### SHORT PROBLEM
Draw out every line with the word "time" from the listing below.
* Begin ENTRIES SHOWN *
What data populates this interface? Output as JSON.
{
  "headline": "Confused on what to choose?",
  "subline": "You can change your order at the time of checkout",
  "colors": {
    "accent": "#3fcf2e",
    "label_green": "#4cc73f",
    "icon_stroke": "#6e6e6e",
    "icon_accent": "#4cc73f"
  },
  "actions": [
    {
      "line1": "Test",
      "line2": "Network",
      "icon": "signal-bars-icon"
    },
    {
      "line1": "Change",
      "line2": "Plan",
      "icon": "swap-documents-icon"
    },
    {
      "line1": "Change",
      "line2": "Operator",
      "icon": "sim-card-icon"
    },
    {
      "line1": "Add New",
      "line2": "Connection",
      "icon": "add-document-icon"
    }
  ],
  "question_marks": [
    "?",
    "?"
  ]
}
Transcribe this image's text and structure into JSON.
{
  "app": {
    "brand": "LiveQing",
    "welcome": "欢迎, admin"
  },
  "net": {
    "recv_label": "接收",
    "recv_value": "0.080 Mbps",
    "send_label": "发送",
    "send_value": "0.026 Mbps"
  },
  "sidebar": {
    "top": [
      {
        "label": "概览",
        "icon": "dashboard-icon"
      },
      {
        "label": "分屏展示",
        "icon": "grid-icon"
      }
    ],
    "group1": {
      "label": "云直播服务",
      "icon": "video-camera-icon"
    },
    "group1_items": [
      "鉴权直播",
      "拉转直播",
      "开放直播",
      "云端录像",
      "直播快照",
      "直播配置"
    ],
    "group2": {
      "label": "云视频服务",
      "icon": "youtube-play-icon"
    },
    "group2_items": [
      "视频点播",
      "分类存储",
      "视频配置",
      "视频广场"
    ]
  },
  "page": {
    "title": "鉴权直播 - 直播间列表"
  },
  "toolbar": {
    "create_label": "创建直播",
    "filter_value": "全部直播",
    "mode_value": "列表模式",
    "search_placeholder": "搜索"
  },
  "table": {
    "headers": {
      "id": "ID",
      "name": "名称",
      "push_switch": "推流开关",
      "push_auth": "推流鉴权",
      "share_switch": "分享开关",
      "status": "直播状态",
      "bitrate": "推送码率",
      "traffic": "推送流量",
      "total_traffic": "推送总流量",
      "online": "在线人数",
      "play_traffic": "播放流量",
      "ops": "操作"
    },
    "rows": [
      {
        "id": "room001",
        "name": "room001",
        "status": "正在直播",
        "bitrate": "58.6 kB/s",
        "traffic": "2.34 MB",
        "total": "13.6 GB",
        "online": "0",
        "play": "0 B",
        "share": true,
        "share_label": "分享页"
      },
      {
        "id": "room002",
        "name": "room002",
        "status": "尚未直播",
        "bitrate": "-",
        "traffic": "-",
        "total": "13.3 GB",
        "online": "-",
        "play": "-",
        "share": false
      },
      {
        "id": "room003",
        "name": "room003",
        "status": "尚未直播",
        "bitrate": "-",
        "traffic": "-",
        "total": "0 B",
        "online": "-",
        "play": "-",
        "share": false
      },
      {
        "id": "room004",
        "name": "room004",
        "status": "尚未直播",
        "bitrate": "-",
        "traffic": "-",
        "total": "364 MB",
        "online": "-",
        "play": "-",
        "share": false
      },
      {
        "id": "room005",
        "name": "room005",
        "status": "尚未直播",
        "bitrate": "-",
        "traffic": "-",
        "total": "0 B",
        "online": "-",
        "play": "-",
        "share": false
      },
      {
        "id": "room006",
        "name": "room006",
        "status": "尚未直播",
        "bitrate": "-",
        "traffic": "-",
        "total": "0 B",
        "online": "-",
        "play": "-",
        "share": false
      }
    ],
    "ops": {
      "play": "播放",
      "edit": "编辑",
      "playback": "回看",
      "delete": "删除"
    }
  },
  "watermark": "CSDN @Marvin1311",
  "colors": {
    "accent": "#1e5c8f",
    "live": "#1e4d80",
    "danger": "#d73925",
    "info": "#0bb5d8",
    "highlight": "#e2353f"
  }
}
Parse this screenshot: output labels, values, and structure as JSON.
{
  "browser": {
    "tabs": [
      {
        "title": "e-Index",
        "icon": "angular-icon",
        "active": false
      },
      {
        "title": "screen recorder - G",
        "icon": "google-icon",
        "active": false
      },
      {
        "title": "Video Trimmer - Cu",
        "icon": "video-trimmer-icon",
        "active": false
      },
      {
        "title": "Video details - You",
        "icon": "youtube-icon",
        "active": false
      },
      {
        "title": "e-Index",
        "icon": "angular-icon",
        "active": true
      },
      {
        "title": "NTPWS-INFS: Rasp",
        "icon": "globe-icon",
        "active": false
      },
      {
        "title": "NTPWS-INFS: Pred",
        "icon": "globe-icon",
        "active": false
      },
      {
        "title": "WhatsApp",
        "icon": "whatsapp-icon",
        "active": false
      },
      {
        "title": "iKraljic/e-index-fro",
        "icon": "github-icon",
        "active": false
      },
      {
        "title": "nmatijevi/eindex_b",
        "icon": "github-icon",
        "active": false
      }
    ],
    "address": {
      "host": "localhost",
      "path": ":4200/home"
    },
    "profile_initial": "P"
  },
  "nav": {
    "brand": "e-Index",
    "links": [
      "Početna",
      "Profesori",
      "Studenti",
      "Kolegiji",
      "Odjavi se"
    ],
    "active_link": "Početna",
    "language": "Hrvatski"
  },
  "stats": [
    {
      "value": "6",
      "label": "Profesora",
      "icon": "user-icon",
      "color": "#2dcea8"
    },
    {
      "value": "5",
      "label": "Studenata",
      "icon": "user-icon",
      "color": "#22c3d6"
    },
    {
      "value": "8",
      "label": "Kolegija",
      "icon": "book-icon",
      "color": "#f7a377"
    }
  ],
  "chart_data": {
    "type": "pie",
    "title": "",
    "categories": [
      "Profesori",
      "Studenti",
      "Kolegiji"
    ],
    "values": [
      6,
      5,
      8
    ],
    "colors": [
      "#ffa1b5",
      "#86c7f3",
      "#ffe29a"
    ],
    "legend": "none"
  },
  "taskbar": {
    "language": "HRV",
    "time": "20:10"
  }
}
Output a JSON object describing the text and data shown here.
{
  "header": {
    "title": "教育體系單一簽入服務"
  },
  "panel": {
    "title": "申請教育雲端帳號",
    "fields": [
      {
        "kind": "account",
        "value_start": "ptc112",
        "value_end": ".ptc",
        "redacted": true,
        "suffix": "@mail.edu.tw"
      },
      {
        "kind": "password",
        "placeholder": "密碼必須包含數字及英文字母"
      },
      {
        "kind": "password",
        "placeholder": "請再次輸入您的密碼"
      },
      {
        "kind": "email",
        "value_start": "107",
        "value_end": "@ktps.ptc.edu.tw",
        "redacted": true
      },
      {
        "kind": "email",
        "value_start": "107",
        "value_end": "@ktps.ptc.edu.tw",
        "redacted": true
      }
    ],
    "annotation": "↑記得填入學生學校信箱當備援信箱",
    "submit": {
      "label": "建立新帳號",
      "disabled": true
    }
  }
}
* End ENTRIES SHOWN *
### REPLY TO THE TASK
  "subline": "You can change your order at the time of checkout",
    "time": "20:10"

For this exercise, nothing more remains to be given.